THE TASK:
Go through the lines below and copy each one that holds the string "admin".
<<<<
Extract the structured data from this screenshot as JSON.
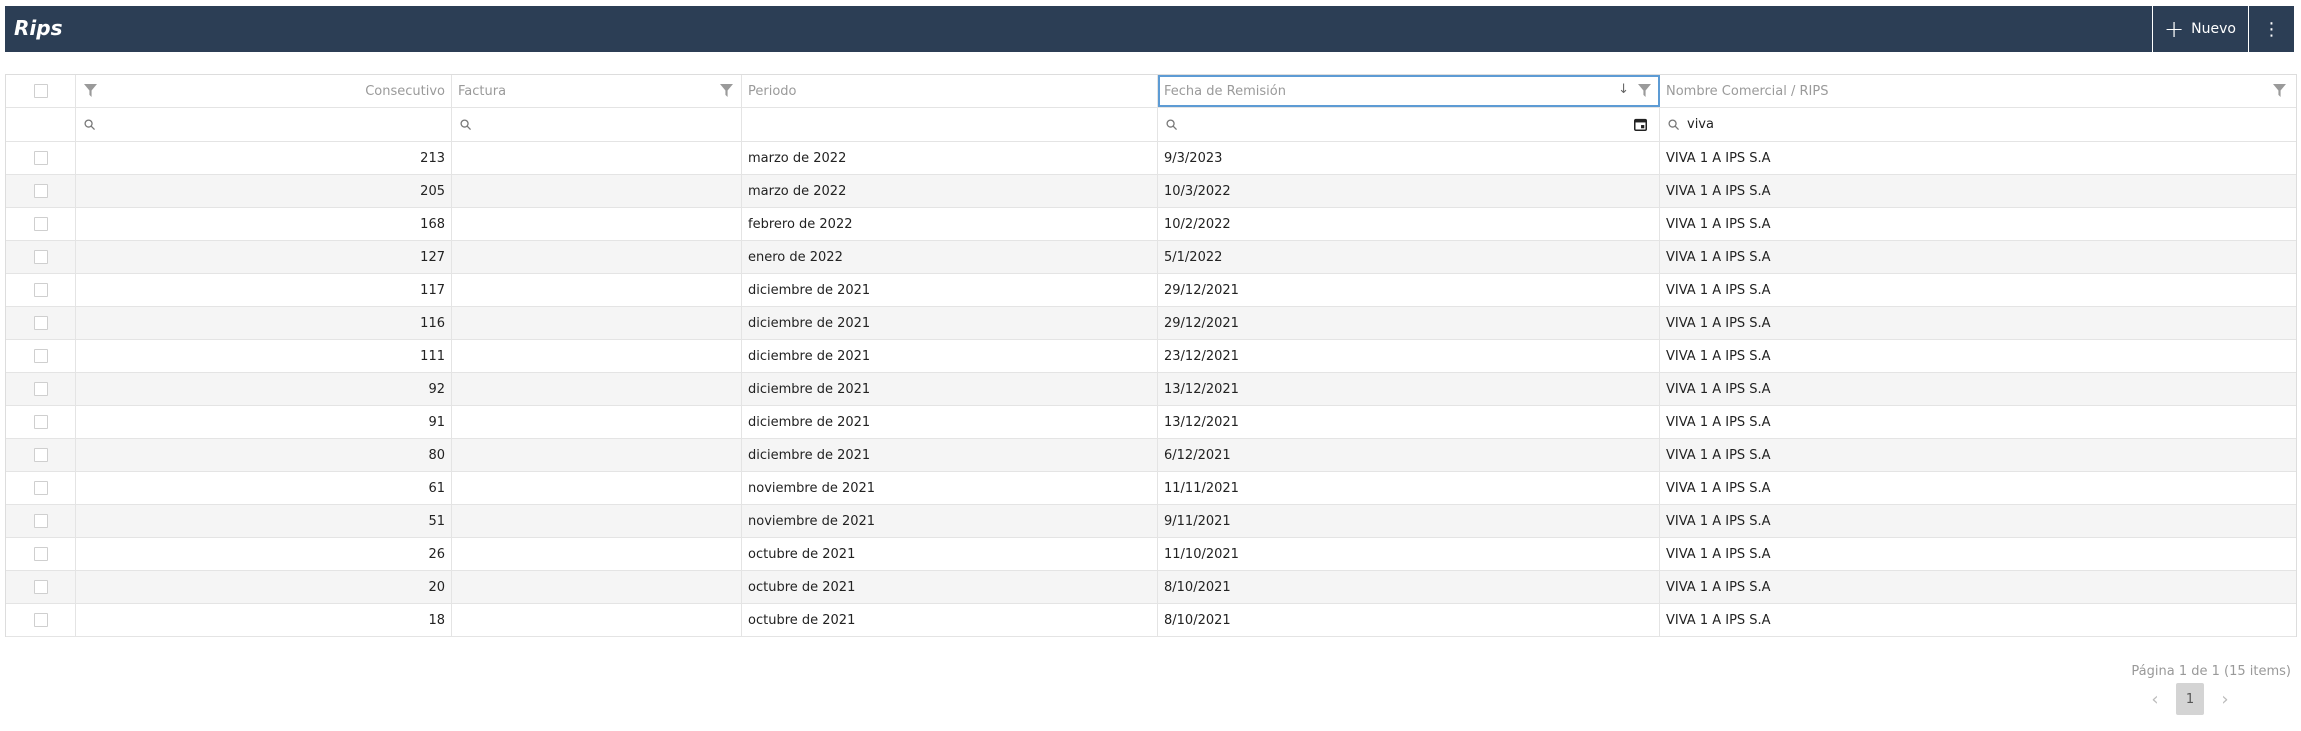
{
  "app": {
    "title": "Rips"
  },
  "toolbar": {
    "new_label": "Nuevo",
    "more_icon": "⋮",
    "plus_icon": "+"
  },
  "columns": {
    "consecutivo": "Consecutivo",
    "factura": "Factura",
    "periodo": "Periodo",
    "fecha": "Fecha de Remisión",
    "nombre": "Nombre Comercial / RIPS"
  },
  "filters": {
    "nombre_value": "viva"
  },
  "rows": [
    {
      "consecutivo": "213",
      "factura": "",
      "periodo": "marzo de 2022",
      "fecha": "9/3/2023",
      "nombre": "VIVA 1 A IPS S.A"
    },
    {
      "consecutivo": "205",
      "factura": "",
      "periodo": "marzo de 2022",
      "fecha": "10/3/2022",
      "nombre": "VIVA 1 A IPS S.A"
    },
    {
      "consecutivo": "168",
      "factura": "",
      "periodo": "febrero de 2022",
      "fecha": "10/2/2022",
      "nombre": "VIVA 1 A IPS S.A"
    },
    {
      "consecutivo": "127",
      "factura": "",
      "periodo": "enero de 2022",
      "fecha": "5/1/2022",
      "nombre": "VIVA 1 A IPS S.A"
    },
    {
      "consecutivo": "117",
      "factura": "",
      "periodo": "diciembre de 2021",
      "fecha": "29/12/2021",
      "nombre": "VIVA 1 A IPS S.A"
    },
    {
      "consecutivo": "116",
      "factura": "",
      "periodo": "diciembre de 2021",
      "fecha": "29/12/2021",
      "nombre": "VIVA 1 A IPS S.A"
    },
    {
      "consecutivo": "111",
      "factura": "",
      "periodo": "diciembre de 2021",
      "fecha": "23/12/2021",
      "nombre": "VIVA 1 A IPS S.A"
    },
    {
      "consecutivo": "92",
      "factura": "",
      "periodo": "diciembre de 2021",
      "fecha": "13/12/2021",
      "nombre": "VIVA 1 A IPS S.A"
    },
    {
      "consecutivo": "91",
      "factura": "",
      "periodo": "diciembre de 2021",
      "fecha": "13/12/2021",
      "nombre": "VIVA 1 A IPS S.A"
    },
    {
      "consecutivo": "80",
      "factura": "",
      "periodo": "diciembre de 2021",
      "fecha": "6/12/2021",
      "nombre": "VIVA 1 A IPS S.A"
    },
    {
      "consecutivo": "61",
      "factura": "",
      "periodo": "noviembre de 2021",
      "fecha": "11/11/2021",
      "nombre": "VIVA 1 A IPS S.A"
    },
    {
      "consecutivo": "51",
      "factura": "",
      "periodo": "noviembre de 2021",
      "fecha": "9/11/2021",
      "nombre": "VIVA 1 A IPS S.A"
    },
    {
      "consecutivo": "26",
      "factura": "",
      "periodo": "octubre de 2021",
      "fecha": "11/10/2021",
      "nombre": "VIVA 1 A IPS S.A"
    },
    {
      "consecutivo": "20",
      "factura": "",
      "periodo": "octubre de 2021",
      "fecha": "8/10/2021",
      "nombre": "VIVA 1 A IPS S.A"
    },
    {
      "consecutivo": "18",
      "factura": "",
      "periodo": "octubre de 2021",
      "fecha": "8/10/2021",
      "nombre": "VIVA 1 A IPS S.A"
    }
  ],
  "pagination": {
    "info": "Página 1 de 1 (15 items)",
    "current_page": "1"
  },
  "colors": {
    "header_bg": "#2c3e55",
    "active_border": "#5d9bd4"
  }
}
>>>>
<<<<
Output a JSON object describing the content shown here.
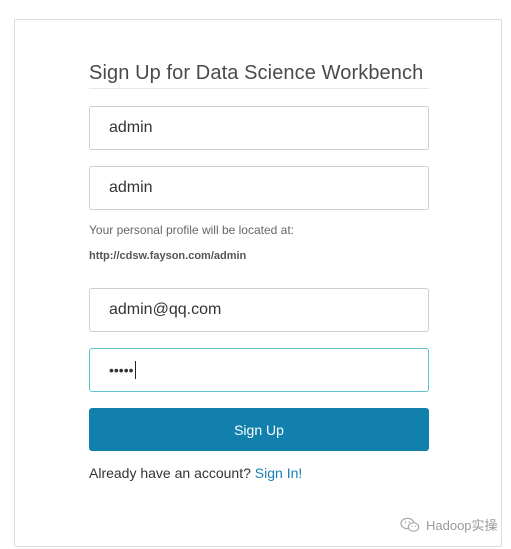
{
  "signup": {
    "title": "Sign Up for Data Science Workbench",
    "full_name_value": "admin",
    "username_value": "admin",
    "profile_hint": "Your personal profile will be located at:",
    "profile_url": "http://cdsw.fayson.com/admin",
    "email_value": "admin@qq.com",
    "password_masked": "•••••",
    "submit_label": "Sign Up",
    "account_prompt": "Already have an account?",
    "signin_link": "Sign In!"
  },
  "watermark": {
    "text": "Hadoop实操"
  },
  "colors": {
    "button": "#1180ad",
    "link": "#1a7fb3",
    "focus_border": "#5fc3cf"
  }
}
>>>>
ANSWER TO THE TASK:
    "full_name_value": "admin",
    "username_value": "admin",
    "profile_url": "http://cdsw.fayson.com/admin",
    "email_value": "admin@qq.com",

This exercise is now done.